_Problem statement_. Report every line from the material that contains the word "name".

─── The data

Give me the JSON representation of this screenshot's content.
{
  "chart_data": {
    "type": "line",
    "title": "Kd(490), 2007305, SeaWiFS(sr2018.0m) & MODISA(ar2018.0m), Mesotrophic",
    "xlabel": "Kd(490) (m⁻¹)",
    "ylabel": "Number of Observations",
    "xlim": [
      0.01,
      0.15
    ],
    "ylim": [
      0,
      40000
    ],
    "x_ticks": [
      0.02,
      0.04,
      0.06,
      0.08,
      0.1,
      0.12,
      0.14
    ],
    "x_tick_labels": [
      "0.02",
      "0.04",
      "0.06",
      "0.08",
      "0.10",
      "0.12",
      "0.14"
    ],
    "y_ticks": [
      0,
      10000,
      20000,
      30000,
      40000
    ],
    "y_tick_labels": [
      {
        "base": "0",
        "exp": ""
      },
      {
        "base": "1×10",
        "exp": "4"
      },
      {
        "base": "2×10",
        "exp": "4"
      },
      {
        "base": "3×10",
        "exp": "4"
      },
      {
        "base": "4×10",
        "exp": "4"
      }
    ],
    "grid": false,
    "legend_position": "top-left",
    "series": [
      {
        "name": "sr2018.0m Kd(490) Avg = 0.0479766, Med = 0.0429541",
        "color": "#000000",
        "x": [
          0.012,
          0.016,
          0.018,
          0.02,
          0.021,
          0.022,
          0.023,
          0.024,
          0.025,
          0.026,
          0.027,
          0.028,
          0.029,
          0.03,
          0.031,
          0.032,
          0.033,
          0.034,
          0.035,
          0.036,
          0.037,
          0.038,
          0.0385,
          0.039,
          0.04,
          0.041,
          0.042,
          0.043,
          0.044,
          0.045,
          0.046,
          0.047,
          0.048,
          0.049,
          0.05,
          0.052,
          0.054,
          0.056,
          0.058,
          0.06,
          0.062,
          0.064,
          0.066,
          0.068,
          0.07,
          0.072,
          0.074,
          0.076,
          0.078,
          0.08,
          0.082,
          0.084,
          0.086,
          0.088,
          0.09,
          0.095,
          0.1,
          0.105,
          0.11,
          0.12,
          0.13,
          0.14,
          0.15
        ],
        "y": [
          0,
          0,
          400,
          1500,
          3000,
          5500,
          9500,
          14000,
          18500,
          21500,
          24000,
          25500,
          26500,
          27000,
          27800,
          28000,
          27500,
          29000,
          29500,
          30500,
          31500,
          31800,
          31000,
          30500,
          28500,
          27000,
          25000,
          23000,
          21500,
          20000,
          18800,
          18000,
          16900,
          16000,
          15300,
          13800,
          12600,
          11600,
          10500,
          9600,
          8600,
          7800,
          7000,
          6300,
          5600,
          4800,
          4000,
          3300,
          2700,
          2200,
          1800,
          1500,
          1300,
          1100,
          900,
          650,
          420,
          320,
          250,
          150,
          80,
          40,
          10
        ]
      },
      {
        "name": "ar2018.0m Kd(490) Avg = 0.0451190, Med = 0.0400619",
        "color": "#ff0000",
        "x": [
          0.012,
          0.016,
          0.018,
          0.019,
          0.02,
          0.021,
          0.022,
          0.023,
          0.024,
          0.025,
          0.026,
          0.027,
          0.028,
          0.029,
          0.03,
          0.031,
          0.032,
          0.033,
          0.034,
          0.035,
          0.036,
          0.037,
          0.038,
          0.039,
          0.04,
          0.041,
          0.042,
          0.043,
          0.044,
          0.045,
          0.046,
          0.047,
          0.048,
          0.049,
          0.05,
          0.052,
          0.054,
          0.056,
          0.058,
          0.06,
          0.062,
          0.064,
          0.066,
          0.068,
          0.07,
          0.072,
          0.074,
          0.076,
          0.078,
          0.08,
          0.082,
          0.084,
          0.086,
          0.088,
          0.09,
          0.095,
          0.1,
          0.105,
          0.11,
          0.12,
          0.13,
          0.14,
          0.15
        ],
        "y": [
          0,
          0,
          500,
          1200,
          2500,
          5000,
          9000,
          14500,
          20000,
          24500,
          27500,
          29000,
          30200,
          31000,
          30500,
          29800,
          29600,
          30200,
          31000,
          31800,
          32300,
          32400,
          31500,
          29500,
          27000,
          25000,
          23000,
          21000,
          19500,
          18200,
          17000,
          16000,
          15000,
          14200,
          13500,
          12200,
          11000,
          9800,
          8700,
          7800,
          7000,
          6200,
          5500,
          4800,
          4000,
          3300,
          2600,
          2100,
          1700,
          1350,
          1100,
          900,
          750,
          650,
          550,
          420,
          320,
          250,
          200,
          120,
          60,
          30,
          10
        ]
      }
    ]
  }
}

──────

_Result for this exercise_.
        "name": "sr2018.0m Kd(490) Avg = 0.0479766, Med = 0.0429541",
        "name": "ar2018.0m Kd(490) Avg = 0.0451190, Med = 0.0400619",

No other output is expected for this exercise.